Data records
┄┄┄┄┄┄
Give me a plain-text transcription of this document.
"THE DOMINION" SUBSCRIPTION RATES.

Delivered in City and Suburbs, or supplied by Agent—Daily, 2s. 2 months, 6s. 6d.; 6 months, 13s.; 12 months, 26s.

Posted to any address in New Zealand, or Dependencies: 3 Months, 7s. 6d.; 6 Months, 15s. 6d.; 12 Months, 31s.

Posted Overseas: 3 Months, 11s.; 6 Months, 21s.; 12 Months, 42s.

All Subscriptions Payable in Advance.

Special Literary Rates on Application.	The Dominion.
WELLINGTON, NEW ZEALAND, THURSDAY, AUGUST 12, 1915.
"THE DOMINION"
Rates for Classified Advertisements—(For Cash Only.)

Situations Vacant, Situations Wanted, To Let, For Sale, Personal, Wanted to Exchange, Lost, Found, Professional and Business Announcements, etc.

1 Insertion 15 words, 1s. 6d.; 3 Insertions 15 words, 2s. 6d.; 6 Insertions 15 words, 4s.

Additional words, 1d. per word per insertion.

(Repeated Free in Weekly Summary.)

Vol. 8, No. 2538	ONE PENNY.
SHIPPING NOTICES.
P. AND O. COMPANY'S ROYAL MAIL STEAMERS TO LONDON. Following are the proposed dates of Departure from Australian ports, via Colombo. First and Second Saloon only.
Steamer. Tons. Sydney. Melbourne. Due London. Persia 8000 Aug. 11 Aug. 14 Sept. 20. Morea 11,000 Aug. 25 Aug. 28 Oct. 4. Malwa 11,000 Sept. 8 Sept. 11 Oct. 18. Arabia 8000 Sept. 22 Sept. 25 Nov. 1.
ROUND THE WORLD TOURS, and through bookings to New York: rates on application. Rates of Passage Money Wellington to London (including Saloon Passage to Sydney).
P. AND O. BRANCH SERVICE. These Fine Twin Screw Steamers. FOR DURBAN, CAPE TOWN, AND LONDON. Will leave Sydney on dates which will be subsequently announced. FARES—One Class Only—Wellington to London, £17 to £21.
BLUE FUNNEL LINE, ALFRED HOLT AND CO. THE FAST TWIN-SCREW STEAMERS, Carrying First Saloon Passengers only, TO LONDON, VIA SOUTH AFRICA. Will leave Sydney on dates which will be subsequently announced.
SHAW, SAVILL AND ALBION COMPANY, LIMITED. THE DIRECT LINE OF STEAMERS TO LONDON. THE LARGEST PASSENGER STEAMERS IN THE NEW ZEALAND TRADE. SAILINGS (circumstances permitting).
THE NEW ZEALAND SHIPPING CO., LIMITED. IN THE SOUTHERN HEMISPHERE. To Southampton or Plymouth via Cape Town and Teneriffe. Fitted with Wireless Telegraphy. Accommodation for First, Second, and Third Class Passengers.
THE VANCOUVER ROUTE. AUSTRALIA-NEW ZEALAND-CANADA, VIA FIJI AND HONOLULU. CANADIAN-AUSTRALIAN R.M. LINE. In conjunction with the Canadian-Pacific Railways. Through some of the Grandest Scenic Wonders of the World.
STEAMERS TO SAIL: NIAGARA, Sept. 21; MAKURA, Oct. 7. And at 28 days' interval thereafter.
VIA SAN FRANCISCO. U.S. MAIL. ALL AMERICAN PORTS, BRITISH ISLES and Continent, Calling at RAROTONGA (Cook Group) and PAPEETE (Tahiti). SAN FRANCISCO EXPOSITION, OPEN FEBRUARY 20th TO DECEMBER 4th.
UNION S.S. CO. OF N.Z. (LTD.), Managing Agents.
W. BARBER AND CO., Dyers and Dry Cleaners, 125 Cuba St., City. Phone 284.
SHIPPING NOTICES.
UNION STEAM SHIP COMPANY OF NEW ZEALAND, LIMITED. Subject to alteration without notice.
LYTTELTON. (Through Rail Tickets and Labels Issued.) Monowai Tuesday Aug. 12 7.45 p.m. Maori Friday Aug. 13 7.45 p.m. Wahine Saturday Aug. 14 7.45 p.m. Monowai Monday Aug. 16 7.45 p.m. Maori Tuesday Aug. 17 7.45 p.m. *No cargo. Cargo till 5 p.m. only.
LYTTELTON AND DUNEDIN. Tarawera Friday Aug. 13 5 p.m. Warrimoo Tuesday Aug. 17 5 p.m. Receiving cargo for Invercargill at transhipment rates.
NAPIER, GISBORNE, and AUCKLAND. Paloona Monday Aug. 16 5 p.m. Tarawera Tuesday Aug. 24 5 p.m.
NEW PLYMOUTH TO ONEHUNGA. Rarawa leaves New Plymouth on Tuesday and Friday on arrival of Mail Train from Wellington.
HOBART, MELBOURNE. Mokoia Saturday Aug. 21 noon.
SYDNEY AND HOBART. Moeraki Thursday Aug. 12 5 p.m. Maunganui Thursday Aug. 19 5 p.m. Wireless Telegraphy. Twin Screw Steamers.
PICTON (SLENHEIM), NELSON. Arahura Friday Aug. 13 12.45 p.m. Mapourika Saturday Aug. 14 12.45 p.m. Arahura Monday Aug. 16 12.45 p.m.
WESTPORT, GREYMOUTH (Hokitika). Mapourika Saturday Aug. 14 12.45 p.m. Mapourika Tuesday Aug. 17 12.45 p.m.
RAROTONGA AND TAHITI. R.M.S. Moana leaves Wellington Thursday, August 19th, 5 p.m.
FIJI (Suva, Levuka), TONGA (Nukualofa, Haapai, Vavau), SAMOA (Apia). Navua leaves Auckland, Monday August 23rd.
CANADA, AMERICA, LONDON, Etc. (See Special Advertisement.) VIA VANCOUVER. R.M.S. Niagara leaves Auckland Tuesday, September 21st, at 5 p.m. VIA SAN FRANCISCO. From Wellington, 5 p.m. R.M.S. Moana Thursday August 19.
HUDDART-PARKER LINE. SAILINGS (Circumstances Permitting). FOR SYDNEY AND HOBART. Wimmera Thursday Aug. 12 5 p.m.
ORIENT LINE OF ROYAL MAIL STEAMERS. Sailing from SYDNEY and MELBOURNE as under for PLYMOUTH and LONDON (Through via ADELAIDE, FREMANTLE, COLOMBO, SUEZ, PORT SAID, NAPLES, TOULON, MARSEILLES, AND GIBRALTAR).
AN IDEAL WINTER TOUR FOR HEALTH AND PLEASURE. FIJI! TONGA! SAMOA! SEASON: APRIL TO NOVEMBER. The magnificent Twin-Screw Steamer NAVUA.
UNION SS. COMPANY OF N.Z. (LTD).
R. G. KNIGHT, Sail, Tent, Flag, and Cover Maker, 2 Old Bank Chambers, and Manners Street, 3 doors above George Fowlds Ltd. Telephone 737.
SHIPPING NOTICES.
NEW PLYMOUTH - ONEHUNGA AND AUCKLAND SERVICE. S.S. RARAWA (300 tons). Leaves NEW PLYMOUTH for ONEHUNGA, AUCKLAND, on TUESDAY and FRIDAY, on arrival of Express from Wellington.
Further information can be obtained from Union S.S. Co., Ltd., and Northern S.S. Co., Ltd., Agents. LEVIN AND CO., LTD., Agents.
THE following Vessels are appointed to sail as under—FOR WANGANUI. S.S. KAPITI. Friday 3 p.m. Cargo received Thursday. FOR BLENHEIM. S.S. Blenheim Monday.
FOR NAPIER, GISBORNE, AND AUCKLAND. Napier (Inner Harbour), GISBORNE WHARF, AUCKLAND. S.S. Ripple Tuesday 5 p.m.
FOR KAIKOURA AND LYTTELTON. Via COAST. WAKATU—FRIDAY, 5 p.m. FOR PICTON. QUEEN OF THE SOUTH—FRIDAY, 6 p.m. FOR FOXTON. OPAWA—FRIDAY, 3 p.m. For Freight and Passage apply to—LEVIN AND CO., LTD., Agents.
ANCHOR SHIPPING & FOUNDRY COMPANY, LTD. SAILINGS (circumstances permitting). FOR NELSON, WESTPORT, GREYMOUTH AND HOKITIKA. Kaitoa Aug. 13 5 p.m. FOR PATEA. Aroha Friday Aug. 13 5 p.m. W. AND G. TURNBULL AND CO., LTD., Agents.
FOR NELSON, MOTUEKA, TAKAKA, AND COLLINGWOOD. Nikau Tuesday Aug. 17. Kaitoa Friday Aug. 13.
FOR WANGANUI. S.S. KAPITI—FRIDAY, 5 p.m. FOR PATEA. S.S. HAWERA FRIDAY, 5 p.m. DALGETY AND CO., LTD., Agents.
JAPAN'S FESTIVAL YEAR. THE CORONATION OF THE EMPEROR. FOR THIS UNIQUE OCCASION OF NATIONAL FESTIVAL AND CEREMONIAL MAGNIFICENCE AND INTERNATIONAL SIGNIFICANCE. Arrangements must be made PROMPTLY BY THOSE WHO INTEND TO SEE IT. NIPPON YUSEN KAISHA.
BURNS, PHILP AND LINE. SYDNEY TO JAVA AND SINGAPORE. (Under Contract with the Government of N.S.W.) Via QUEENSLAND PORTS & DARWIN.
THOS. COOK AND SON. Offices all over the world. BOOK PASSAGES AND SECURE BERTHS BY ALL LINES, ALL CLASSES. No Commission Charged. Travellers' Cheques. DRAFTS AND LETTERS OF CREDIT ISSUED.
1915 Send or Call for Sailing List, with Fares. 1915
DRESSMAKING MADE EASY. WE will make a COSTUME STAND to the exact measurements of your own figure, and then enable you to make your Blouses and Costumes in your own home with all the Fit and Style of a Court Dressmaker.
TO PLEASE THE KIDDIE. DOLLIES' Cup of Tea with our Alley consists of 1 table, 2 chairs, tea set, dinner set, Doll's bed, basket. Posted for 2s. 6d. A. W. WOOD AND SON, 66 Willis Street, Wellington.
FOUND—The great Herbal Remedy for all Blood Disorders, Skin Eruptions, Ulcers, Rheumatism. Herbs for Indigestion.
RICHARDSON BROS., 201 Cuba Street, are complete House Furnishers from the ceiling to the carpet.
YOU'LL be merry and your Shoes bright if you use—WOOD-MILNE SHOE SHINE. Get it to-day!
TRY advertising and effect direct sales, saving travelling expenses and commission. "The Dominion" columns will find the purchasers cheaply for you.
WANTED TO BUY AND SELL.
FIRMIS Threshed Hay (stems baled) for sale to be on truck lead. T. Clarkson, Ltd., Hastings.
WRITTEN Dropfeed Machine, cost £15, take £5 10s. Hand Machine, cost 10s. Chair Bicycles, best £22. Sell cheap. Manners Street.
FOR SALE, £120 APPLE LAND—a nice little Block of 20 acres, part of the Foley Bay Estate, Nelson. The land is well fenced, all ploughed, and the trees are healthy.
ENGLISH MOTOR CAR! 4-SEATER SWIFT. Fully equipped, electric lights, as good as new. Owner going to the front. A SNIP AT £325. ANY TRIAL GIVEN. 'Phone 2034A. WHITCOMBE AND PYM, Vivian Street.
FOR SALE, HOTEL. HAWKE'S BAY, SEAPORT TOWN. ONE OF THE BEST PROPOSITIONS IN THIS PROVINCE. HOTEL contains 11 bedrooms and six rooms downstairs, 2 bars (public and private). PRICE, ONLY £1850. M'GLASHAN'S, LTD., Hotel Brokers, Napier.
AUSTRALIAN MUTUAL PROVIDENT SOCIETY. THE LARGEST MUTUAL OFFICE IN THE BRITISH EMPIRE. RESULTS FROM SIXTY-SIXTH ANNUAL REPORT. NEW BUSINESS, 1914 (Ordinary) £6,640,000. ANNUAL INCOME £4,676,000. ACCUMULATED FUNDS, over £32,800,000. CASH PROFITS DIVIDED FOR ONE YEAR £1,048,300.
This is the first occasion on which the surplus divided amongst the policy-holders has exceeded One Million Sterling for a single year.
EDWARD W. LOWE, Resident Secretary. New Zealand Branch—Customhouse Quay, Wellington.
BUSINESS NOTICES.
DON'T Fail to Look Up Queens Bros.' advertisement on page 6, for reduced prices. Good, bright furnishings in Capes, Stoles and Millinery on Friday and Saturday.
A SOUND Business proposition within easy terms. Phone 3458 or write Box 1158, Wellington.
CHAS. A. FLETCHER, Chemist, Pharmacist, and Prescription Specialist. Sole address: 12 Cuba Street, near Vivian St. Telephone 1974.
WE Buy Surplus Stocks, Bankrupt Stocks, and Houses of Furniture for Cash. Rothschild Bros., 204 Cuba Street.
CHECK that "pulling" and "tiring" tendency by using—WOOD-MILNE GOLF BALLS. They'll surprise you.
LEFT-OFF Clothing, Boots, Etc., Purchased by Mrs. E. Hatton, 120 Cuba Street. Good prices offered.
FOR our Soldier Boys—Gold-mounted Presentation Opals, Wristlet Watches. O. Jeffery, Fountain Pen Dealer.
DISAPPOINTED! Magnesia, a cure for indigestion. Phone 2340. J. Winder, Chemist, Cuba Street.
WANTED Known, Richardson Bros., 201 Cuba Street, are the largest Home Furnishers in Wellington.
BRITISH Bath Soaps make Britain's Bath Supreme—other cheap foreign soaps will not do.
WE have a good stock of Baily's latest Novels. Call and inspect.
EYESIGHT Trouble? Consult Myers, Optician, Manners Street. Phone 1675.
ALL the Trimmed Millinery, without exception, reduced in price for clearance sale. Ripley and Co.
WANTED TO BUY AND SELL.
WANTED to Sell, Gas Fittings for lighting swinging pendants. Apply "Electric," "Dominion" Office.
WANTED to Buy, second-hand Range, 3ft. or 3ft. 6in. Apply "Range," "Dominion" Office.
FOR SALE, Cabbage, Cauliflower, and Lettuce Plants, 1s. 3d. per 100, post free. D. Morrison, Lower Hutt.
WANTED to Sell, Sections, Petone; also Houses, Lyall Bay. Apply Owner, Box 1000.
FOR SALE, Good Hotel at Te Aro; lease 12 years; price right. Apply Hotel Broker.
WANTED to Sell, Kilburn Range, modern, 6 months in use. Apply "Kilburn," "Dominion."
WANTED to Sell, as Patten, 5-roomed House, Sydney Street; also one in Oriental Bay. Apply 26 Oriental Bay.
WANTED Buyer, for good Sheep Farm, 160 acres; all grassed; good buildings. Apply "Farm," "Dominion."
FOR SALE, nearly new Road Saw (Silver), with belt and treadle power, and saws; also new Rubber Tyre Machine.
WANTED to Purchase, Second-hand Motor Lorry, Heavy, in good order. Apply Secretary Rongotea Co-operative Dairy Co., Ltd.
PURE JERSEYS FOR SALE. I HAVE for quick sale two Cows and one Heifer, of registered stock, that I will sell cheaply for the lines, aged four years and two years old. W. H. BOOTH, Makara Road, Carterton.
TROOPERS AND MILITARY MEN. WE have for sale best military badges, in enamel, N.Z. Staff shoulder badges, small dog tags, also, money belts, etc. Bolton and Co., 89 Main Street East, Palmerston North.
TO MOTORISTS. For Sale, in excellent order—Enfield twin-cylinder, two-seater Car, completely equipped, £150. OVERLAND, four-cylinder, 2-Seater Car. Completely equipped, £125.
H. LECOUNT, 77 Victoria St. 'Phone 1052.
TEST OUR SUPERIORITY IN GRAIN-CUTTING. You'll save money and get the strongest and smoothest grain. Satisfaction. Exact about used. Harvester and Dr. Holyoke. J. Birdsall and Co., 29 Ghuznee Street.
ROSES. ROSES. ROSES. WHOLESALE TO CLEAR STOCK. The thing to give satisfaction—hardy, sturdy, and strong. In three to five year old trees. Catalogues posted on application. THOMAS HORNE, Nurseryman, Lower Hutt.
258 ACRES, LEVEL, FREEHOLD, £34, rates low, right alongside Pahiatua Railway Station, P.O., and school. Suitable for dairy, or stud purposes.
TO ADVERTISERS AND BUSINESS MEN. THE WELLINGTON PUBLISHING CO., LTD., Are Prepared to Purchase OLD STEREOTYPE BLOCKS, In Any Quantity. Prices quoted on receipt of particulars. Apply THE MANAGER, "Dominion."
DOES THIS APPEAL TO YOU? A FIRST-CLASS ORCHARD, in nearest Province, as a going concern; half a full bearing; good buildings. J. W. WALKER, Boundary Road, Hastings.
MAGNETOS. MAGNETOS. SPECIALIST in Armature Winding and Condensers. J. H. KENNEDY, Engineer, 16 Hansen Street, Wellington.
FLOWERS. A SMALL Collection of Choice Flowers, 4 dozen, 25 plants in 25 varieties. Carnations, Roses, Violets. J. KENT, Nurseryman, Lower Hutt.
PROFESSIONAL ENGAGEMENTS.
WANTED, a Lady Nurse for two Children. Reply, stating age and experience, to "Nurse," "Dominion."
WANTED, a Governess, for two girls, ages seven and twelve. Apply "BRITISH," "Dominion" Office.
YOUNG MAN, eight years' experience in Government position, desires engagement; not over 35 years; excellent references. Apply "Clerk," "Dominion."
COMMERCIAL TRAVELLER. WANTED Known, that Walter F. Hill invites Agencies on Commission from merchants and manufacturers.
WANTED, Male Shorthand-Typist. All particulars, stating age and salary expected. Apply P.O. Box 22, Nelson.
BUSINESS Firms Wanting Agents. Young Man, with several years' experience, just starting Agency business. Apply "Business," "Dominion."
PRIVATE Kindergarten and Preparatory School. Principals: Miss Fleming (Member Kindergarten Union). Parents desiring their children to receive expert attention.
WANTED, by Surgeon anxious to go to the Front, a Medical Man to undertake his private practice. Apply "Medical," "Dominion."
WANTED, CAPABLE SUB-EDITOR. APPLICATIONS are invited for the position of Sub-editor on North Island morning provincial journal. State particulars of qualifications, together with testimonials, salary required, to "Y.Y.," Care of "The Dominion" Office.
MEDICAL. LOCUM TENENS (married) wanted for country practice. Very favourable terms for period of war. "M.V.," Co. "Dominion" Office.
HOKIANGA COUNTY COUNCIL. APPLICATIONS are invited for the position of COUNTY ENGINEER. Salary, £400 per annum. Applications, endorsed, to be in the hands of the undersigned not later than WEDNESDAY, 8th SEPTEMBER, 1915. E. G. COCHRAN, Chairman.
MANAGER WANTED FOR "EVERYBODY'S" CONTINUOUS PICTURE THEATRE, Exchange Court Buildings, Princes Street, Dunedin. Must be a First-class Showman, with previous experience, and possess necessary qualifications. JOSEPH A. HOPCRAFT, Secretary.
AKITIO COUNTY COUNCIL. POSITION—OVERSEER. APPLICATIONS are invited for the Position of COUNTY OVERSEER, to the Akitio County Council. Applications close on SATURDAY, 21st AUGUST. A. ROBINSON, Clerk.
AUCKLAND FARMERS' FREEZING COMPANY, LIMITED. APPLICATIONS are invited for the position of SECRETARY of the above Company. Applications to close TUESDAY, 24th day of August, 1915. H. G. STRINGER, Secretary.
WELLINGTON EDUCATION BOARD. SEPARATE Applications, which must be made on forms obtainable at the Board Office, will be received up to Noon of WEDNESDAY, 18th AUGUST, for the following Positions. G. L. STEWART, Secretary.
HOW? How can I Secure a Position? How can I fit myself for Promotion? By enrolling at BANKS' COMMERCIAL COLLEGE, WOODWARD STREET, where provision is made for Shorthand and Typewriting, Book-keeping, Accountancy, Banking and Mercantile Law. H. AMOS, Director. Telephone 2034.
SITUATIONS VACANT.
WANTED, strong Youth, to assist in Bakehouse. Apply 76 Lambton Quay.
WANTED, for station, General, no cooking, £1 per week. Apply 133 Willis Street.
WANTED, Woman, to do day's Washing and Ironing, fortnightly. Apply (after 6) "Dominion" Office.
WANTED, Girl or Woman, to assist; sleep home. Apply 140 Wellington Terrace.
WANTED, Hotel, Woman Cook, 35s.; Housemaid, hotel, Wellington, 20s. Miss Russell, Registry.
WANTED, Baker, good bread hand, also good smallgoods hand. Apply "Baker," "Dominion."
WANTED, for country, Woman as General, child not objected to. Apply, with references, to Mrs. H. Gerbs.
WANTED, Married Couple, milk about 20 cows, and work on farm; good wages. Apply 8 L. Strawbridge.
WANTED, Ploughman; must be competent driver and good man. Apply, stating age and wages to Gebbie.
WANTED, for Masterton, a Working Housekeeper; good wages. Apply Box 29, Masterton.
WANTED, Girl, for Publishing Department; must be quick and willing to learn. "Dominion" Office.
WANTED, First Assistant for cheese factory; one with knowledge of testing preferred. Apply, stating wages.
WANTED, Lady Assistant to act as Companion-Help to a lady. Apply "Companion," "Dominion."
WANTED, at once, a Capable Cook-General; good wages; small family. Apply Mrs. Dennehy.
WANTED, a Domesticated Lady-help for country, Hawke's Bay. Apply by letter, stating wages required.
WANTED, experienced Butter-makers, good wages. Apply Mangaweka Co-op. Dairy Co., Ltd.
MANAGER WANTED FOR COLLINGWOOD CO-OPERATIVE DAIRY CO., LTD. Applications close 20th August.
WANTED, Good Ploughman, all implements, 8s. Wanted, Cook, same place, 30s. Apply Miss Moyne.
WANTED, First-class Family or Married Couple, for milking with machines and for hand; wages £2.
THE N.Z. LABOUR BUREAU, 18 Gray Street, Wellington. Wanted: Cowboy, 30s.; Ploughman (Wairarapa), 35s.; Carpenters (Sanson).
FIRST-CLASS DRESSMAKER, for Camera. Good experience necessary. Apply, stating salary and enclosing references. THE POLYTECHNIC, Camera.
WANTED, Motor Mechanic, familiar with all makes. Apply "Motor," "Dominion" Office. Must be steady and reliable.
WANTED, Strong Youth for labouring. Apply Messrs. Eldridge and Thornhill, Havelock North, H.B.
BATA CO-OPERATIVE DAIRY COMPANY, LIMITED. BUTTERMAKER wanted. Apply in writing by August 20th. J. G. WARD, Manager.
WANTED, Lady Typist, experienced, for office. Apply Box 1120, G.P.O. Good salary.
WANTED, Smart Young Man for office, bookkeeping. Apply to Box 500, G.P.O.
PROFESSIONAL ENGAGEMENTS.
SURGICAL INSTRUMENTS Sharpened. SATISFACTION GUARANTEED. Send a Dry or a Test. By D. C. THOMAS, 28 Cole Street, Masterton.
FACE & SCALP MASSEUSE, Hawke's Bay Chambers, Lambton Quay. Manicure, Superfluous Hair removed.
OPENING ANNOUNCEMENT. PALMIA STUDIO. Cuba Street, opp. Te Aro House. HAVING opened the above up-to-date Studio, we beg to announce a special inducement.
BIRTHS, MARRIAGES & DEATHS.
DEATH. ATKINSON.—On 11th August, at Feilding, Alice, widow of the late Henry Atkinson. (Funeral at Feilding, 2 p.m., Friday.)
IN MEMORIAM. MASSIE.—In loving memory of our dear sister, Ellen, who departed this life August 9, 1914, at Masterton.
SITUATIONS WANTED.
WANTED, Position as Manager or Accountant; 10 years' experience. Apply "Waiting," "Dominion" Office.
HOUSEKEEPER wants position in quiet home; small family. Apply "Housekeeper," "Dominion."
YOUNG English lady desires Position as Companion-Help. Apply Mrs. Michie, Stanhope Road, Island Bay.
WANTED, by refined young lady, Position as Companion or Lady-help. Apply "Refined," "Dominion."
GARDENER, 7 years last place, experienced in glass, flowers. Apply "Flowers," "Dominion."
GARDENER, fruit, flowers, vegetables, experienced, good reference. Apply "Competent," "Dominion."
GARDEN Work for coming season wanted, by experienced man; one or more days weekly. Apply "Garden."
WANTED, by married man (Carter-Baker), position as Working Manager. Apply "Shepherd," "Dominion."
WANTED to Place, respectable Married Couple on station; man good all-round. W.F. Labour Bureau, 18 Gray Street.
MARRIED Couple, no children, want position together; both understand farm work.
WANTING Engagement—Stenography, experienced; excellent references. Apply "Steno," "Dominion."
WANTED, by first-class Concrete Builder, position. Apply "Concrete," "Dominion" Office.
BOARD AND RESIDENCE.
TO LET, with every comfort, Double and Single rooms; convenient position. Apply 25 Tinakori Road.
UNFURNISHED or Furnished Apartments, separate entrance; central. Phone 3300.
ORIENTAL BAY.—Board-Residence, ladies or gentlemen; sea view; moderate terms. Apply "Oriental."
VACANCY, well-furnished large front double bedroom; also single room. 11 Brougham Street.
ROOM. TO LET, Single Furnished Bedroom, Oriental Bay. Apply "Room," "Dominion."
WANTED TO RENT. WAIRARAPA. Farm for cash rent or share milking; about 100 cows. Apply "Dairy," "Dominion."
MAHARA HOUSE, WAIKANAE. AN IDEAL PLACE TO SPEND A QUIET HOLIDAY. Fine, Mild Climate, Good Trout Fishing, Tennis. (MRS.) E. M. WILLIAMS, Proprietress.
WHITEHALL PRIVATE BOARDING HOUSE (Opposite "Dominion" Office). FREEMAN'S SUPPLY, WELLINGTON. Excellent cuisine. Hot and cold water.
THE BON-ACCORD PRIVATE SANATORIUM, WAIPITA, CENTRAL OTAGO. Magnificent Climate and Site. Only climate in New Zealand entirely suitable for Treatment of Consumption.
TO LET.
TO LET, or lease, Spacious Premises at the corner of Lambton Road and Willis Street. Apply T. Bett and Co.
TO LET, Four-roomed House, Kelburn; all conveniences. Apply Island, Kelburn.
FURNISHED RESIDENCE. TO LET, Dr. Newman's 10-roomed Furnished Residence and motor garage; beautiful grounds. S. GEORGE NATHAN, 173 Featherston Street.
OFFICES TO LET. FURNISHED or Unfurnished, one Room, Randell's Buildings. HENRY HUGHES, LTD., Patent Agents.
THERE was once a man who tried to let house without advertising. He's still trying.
┄┄┄┄┄┄
*INSTRUCTION*:
The answer must consist solely of the number of lines in the entries that contain the word "necessary".

*TASK RESPONSE*:
2